>> start Material

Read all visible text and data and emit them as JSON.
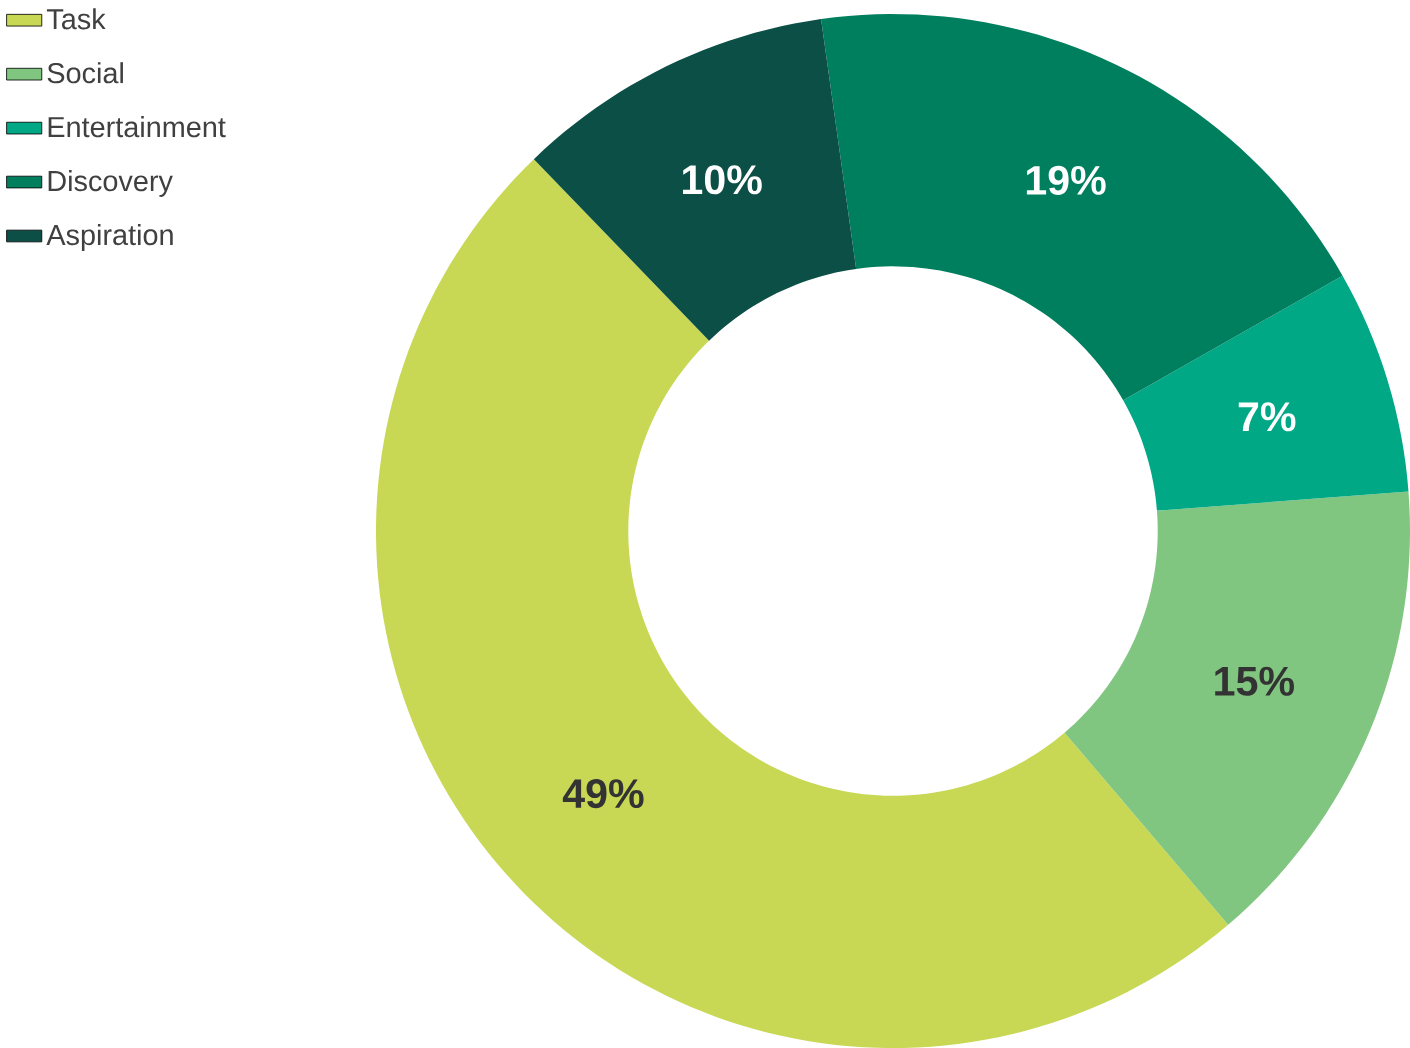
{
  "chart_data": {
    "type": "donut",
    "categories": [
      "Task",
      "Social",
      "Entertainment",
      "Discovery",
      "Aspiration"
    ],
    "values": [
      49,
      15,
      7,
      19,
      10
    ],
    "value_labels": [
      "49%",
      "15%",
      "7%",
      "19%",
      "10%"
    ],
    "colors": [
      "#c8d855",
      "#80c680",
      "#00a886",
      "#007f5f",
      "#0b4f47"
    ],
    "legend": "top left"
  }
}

>> end Material

> **Directions**: Quote the preceding records in their entirety, excluding every picture.

> **Reply to the exercise**:
Read all visible text and data and emit them as JSON.
{
  "chart_data": {
    "type": "donut",
    "categories": [
      "Task",
      "Social",
      "Entertainment",
      "Discovery",
      "Aspiration"
    ],
    "values": [
      49,
      15,
      7,
      19,
      10
    ],
    "value_labels": [
      "49%",
      "15%",
      "7%",
      "19%",
      "10%"
    ],
    "colors": [
      "#c8d855",
      "#80c680",
      "#00a886",
      "#007f5f",
      "#0b4f47"
    ],
    "legend": "top left"
  }
}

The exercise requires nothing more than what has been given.